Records
########
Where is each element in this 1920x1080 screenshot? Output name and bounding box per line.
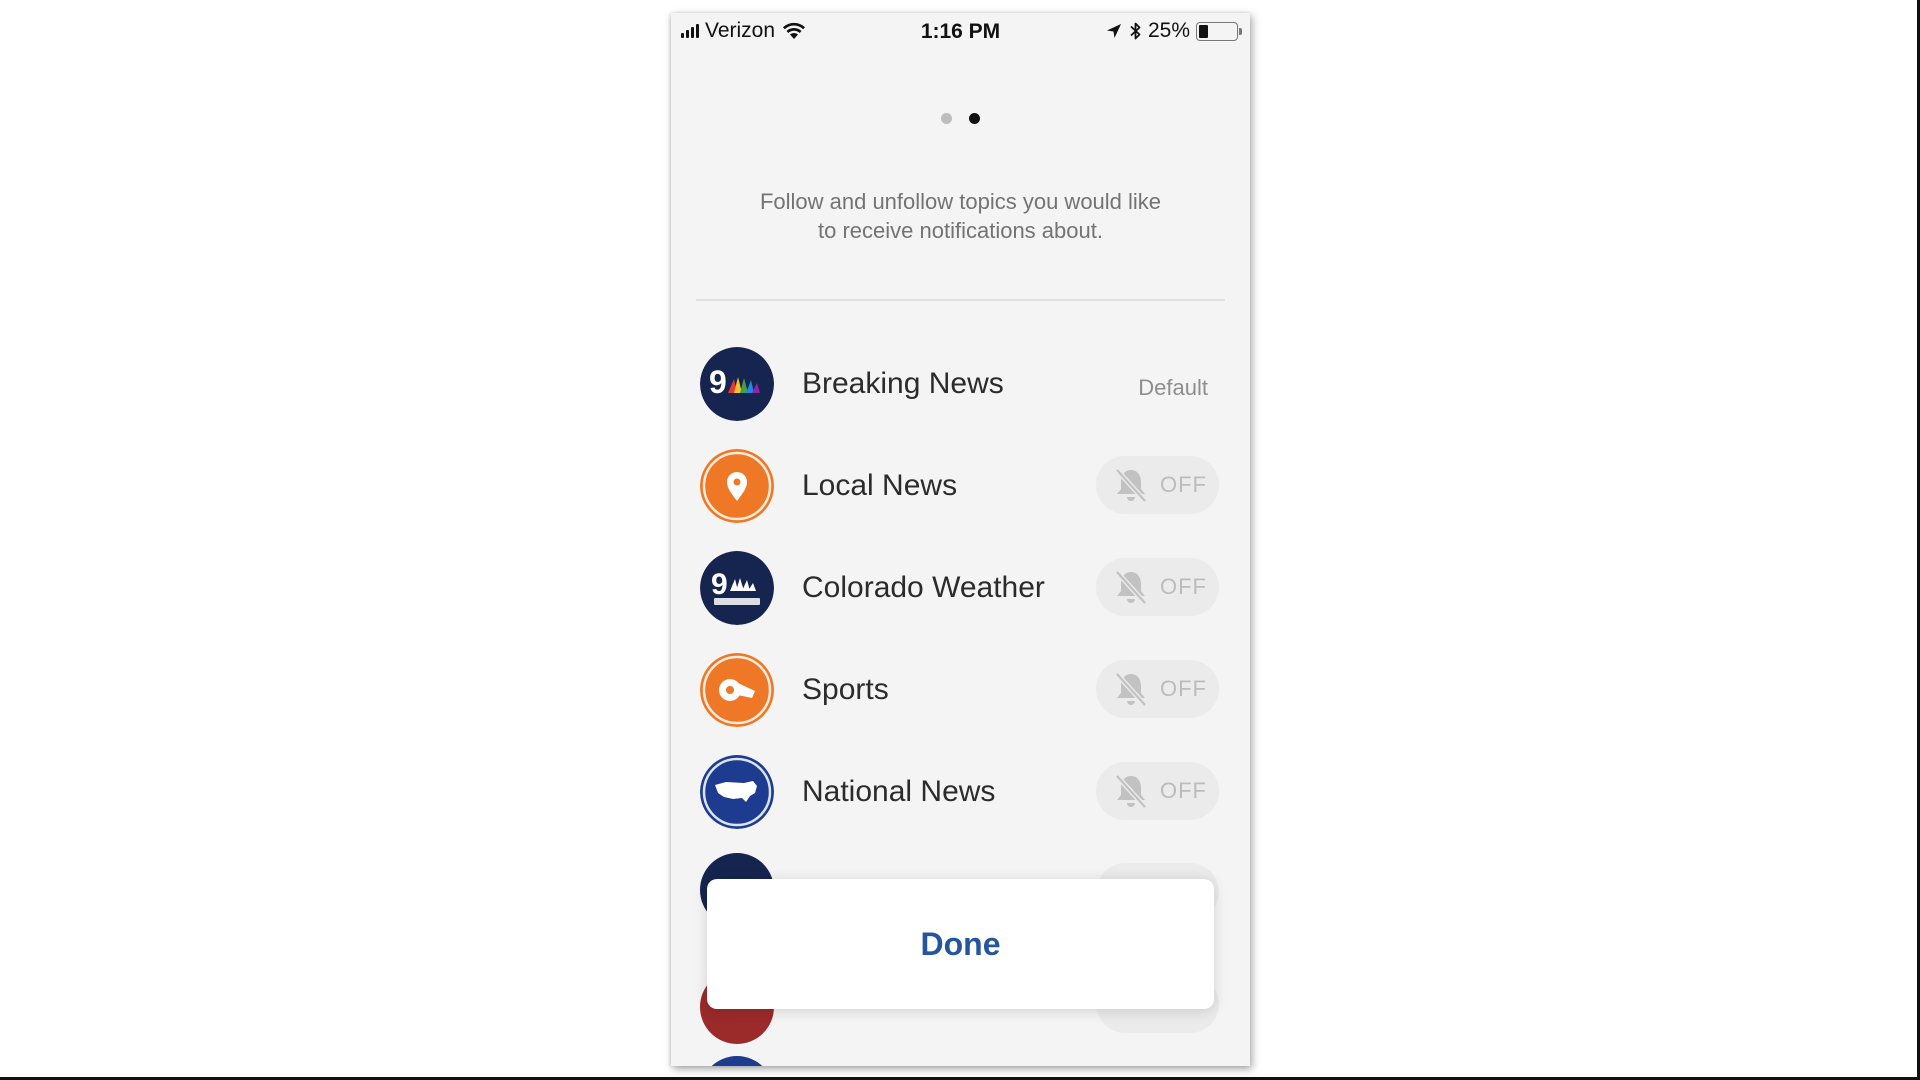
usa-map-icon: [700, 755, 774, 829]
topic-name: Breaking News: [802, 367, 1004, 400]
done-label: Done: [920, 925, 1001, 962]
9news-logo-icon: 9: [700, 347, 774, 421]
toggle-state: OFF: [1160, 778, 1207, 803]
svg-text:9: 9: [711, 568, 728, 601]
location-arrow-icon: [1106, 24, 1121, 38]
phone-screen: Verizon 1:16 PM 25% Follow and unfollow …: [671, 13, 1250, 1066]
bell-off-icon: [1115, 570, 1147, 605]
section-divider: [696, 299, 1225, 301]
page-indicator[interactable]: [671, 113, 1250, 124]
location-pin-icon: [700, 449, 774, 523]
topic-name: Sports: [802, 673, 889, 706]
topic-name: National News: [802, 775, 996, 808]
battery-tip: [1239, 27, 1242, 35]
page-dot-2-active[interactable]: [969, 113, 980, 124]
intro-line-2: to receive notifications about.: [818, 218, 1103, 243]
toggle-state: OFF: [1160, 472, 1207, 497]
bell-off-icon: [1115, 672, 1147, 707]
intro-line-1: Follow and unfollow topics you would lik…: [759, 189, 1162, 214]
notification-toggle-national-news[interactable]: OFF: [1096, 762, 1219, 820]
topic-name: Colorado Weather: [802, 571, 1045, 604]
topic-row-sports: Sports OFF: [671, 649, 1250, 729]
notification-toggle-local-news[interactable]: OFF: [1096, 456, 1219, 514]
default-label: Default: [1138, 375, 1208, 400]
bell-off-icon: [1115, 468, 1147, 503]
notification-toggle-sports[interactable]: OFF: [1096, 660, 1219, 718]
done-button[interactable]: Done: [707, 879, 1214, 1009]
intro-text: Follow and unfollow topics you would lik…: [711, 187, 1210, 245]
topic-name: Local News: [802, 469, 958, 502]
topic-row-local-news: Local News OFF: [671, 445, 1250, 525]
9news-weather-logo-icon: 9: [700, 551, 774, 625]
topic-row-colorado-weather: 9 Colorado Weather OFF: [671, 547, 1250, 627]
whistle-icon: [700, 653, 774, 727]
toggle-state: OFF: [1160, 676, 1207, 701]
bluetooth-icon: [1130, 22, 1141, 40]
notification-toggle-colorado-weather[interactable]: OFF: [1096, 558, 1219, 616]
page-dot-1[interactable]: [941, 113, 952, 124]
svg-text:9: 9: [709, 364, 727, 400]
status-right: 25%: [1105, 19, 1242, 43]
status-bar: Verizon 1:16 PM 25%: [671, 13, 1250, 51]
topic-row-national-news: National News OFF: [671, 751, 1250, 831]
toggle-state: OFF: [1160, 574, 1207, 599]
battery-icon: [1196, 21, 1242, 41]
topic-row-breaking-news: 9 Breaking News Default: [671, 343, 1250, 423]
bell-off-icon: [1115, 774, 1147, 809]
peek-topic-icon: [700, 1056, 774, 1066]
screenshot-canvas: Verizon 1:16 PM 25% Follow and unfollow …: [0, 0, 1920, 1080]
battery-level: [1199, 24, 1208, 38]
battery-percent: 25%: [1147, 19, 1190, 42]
########
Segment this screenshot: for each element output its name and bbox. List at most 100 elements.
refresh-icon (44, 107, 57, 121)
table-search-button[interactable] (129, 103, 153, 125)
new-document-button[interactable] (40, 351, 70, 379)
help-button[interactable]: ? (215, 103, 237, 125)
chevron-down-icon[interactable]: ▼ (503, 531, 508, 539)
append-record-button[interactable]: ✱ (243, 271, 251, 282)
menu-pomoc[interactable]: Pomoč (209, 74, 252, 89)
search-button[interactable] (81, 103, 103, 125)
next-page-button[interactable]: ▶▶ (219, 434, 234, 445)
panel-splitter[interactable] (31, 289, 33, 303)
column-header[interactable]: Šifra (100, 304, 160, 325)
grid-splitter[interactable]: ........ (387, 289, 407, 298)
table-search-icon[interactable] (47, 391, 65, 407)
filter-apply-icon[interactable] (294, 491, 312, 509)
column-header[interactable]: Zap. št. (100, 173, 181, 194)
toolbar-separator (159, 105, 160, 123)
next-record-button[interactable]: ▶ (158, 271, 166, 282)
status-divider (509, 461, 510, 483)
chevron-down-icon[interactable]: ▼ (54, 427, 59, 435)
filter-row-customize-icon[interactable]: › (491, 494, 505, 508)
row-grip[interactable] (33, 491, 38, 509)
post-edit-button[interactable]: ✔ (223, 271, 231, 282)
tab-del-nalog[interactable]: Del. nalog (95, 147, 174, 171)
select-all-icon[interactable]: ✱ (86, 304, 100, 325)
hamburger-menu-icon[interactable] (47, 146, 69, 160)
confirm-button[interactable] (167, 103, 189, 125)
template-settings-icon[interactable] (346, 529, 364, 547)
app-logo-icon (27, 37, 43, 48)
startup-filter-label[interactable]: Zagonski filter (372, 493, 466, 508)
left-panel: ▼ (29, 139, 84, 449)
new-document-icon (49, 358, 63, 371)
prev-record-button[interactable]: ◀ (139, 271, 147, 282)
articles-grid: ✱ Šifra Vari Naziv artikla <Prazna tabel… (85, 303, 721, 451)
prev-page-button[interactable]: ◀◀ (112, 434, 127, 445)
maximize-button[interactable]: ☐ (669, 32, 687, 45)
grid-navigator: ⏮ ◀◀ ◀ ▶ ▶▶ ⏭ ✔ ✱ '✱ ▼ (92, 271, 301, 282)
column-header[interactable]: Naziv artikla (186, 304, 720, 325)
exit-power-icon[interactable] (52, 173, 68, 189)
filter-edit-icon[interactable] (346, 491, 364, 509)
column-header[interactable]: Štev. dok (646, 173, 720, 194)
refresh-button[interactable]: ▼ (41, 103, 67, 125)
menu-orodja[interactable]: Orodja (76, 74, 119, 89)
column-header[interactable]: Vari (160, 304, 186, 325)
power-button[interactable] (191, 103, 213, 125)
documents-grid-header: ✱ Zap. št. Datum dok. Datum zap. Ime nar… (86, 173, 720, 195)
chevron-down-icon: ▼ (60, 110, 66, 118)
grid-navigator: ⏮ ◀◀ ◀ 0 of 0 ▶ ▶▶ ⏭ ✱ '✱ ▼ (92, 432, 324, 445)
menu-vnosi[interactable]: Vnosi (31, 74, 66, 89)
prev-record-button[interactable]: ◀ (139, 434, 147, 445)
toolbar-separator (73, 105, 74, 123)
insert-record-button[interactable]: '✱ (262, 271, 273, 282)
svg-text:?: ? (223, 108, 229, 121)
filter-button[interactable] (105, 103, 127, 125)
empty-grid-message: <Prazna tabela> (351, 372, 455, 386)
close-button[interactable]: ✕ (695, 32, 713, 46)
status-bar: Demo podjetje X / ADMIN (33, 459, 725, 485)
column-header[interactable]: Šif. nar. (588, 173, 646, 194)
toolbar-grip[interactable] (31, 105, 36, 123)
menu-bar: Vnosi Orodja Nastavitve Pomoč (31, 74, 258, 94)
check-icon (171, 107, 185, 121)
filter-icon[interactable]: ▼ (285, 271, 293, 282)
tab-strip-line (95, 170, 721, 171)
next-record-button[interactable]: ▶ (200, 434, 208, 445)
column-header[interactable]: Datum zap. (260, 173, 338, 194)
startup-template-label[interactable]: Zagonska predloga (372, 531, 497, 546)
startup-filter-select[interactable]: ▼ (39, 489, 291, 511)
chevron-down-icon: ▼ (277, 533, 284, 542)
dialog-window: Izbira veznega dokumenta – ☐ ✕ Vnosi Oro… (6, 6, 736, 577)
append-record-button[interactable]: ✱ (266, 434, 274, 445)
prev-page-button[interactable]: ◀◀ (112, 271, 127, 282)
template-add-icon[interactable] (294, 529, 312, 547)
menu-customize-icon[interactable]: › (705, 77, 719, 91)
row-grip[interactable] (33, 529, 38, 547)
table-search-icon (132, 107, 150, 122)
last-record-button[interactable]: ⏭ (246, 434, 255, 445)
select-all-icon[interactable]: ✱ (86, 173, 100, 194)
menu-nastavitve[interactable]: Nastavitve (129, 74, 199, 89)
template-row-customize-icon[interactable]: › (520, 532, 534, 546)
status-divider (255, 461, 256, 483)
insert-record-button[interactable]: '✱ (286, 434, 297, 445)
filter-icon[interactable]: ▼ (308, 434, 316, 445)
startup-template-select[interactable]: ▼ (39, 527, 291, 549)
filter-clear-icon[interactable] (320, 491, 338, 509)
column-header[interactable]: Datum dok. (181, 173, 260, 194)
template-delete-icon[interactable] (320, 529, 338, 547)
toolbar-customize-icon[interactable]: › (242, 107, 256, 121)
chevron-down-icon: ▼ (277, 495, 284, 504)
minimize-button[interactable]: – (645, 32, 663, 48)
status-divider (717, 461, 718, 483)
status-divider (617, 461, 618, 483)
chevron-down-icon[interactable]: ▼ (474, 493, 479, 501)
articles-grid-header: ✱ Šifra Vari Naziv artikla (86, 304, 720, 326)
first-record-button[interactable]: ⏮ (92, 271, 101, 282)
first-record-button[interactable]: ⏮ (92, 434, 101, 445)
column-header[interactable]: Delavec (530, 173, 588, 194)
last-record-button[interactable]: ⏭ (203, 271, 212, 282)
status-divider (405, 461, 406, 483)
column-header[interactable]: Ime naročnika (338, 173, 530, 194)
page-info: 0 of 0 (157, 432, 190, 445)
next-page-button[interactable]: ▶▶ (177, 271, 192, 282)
########
Task to complete: Echo back the rows between the lines holding "usa-map-icon: [700, 755, 774, 829]" and "762, 1219, 820]", inclusive.

Problem solution:
usa-map-icon: [700, 755, 774, 829]
topic-name: Breaking News: [802, 367, 1004, 400]
done-label: Done: [920, 925, 1001, 962]
9news-logo-icon: 9: [700, 347, 774, 421]
toggle-state: OFF: [1160, 778, 1207, 803]
svg-text:9: 9: [711, 568, 728, 601]
location-arrow-icon: [1106, 24, 1121, 38]
phone-screen: Verizon 1:16 PM 25% Follow and unfollow …: [671, 13, 1250, 1066]
bell-off-icon: [1115, 570, 1147, 605]
section-divider: [696, 299, 1225, 301]
page-indicator[interactable]: [671, 113, 1250, 124]
location-pin-icon: [700, 449, 774, 523]
topic-name: Sports: [802, 673, 889, 706]
topic-name: National News: [802, 775, 996, 808]
battery-tip: [1239, 27, 1242, 35]
page-dot-2-active[interactable]: [969, 113, 980, 124]
intro-line-2: to receive notifications about.: [818, 218, 1103, 243]
toggle-state: OFF: [1160, 472, 1207, 497]
bell-off-icon: [1115, 672, 1147, 707]
intro-line-1: Follow and unfollow topics you would lik…: [759, 189, 1162, 214]
notification-toggle-national-news[interactable]: OFF: [1096, 762, 1219, 820]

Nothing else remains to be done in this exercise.